* Your instructions *
From the listing below, extract every line in which the word "JSON" appears.

[start of Extracted information]

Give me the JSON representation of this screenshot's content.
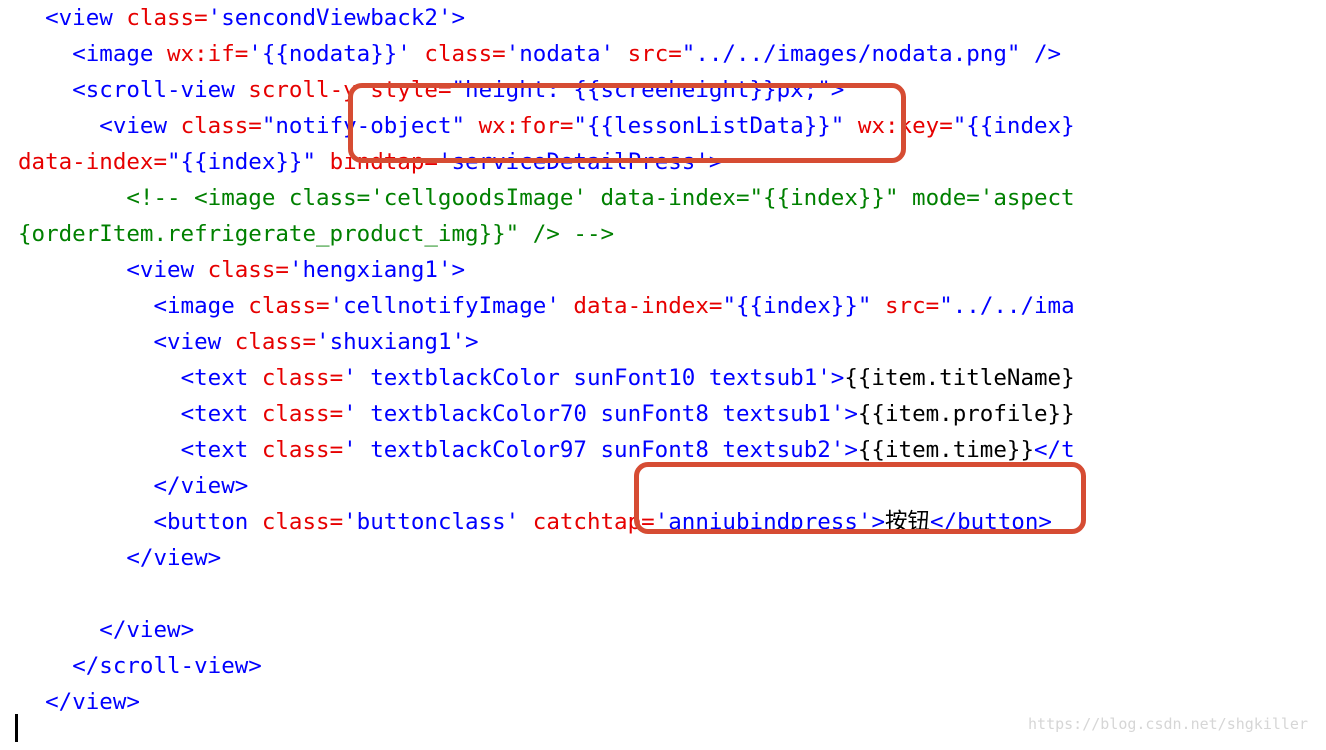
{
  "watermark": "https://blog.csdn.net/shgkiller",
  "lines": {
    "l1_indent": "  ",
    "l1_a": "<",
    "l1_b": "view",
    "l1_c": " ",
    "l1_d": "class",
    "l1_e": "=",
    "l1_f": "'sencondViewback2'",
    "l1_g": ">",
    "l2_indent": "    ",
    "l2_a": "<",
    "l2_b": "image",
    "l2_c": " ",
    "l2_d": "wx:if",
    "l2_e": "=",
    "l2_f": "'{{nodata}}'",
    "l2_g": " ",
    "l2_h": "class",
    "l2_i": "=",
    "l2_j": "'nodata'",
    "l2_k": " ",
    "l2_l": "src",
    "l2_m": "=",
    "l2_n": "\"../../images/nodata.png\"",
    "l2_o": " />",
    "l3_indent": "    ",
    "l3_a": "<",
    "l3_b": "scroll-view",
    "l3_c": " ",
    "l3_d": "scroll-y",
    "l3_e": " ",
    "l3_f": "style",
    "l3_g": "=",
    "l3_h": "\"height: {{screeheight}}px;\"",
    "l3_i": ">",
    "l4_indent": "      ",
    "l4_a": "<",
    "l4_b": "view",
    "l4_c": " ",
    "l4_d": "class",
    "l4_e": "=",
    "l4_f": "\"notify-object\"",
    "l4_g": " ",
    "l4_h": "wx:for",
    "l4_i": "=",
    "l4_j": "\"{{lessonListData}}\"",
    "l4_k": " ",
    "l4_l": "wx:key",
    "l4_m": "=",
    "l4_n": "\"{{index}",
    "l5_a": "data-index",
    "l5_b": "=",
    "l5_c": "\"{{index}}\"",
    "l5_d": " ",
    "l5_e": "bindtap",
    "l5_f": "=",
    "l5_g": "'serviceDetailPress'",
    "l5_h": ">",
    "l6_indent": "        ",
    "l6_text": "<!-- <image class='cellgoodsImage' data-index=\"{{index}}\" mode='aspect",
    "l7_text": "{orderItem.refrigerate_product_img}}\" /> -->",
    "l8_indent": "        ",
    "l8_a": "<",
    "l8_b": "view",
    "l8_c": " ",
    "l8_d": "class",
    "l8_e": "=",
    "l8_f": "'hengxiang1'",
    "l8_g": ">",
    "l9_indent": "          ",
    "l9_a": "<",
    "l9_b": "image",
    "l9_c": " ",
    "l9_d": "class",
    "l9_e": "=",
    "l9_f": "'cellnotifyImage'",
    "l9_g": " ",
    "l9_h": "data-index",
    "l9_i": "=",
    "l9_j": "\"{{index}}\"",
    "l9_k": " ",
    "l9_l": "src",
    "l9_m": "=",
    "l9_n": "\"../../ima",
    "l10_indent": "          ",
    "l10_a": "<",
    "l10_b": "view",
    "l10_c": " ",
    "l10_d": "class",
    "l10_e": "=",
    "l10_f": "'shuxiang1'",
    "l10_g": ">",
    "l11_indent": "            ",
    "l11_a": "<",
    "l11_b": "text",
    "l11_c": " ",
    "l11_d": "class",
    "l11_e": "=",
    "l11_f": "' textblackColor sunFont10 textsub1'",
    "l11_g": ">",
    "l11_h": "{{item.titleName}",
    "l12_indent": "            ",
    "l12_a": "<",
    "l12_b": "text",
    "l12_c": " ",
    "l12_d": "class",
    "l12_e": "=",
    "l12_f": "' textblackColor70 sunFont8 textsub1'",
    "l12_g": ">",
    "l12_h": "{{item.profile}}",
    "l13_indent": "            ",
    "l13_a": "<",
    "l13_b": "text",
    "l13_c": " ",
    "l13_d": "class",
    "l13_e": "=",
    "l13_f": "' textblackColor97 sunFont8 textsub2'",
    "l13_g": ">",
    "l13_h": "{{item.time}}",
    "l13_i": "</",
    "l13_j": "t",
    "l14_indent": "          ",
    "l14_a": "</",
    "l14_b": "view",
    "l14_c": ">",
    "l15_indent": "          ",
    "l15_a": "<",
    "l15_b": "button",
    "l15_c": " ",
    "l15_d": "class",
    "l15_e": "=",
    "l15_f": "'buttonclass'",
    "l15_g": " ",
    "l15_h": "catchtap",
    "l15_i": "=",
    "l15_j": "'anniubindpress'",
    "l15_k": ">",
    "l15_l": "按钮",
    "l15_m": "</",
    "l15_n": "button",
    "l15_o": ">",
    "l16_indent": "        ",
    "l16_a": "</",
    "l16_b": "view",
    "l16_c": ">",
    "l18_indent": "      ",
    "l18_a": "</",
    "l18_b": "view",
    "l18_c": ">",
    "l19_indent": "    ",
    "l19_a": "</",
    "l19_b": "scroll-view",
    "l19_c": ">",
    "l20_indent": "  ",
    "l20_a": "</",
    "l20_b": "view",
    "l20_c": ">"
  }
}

[end of Extracted information]
[start of Extracted information]

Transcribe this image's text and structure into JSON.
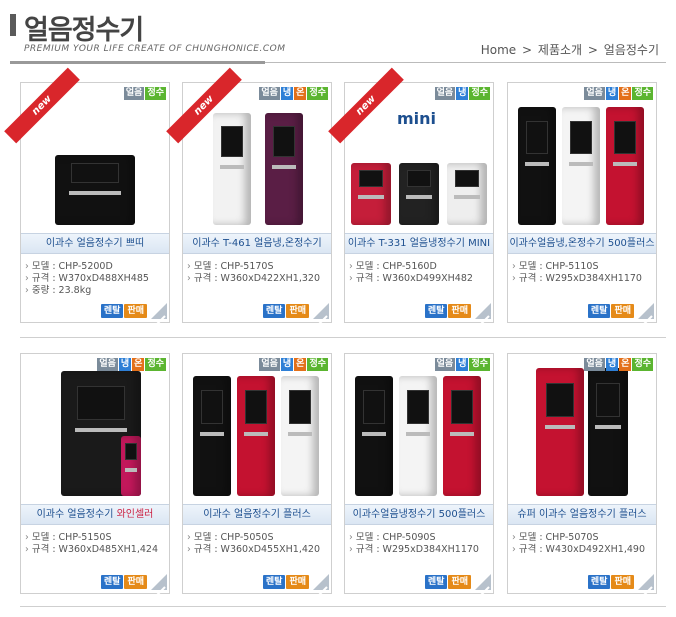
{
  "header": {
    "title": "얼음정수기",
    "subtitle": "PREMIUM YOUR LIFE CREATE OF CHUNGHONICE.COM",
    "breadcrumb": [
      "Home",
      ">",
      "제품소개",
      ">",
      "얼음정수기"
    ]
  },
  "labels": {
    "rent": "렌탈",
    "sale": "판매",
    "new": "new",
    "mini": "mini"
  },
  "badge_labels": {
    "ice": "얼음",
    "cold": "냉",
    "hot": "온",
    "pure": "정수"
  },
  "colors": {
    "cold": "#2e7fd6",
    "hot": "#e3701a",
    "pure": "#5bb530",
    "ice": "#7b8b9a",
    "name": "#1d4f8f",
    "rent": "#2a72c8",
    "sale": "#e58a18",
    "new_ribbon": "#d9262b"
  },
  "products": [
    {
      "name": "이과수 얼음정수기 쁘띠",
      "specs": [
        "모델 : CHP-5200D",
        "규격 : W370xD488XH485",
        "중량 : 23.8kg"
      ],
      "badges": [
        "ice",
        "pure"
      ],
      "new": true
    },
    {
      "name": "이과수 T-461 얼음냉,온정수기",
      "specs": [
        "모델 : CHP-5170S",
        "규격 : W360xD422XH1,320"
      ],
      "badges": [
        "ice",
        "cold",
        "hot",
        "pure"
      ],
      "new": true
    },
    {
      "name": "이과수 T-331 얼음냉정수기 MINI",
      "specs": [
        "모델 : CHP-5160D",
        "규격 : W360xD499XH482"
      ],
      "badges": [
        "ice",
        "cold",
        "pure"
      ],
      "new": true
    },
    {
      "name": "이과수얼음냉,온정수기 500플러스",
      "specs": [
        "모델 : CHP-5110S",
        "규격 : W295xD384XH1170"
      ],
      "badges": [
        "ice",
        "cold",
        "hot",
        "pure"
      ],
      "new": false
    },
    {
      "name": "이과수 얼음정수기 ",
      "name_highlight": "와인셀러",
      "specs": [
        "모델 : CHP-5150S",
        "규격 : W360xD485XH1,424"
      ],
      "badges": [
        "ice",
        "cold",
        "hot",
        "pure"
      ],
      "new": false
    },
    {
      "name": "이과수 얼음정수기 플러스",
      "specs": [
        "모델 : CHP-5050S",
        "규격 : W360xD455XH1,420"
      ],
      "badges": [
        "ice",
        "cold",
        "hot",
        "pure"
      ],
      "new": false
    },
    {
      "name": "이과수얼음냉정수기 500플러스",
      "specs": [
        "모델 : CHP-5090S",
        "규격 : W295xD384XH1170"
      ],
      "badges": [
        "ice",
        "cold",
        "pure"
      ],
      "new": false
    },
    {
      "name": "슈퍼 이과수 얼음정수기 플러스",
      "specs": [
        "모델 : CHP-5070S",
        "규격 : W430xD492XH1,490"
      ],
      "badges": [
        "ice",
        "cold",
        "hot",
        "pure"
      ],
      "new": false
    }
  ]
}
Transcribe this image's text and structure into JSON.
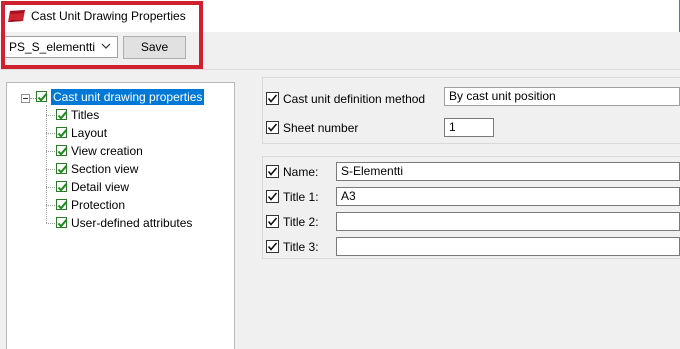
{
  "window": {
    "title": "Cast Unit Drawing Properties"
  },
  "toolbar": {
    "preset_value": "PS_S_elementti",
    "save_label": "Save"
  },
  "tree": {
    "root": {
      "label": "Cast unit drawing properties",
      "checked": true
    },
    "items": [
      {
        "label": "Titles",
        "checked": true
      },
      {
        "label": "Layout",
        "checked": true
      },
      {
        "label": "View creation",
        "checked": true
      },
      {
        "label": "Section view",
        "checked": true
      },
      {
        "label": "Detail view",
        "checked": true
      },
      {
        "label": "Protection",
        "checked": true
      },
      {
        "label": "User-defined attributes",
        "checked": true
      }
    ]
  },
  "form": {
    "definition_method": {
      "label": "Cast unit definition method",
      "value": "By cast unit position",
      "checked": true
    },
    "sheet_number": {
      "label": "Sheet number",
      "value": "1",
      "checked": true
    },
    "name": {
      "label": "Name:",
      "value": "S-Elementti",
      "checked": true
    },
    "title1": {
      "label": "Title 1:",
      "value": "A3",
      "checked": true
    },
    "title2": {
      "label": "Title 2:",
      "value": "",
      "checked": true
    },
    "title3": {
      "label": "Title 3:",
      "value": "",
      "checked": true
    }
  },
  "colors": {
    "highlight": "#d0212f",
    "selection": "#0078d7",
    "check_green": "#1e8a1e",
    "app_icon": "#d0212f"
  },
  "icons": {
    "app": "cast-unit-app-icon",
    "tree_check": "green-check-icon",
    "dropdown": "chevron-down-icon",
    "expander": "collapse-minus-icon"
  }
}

[end of Extracted information]
[start of Extracted information]

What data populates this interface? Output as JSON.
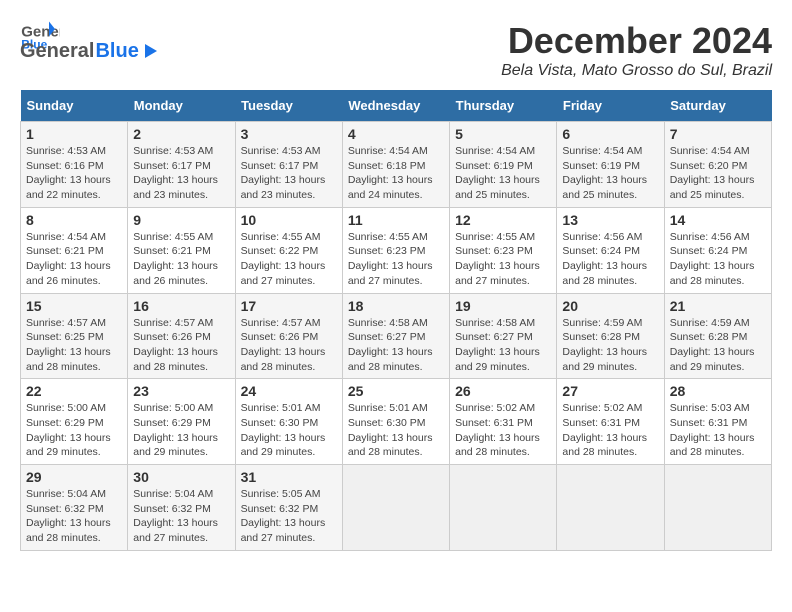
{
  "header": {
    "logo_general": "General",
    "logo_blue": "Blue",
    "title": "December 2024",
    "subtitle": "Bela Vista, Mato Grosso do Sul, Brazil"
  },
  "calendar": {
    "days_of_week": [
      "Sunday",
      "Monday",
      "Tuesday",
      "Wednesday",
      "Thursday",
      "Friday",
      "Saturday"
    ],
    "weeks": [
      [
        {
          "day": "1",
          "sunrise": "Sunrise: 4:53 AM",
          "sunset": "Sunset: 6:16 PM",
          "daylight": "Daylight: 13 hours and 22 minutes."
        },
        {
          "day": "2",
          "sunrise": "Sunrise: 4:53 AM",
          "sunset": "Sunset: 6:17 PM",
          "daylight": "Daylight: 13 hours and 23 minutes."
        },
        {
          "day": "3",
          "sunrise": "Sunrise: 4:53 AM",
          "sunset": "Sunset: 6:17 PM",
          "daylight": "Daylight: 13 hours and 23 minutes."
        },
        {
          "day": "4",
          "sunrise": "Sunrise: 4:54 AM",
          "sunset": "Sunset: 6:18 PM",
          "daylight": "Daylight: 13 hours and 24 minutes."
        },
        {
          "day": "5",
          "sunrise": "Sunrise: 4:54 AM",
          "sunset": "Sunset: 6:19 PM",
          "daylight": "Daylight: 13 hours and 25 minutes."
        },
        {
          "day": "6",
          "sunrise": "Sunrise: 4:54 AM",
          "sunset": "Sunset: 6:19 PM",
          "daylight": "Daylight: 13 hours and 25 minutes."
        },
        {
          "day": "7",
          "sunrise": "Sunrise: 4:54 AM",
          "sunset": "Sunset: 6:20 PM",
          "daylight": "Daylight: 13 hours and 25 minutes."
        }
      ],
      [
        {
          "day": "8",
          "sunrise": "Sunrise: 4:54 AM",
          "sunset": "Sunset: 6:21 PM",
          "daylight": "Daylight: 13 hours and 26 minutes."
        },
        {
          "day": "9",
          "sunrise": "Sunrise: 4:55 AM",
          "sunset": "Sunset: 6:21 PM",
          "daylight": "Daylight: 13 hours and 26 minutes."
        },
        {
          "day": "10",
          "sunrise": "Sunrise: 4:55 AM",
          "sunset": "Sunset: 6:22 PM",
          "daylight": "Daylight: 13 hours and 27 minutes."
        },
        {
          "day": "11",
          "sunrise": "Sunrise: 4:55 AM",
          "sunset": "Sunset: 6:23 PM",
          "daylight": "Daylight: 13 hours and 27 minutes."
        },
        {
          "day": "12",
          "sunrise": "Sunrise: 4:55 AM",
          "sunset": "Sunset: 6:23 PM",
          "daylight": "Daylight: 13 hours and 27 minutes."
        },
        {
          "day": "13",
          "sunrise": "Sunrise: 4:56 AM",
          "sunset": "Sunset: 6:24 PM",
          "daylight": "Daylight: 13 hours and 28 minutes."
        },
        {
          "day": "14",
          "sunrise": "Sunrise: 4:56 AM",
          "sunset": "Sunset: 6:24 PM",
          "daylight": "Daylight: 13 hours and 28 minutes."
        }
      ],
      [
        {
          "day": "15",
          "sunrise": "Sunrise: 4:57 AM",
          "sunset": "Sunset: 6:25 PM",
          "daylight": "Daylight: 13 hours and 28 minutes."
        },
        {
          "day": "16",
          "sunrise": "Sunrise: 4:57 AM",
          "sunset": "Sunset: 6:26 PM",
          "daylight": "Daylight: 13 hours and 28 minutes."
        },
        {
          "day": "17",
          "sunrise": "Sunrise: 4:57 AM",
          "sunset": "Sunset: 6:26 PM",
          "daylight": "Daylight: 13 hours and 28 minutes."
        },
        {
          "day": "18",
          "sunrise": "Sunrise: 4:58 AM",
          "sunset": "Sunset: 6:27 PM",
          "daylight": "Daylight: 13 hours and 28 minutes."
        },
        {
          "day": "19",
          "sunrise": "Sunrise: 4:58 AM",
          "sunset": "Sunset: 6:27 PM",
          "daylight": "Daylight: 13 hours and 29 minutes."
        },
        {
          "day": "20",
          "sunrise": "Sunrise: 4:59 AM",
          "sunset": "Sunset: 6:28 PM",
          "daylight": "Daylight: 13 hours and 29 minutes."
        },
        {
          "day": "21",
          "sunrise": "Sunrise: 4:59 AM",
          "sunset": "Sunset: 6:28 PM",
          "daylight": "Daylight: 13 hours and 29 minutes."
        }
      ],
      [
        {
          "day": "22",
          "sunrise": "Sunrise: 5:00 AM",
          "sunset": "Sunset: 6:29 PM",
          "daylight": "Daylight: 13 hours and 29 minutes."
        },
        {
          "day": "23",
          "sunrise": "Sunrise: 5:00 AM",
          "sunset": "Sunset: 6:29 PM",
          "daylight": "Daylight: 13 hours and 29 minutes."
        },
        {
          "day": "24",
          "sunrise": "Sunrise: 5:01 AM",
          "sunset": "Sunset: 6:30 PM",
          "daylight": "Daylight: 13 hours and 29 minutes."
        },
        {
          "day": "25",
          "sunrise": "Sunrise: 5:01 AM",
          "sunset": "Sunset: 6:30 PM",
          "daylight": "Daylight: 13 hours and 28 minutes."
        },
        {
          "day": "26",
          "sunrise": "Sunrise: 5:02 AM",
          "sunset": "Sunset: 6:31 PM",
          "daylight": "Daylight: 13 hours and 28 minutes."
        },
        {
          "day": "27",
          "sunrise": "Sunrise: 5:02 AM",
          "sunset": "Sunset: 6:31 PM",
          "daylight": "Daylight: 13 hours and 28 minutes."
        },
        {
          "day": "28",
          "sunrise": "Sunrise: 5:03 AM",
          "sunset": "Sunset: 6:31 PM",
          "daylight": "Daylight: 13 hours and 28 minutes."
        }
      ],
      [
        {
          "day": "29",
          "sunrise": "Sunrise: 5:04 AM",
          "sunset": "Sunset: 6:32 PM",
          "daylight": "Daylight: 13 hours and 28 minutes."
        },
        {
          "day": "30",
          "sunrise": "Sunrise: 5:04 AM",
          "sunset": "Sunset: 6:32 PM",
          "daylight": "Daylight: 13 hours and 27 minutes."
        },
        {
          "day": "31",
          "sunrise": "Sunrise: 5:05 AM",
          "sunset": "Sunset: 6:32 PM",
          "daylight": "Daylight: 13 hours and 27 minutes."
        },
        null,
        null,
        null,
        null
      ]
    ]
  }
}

[end of Extracted information]

* Solution to this problem *
Give me the JSON representation of this screenshot's content.
Transcribe this image's text and structure into JSON.
Transcribe this image's text and structure into JSON.
What data populates this interface? Output as JSON.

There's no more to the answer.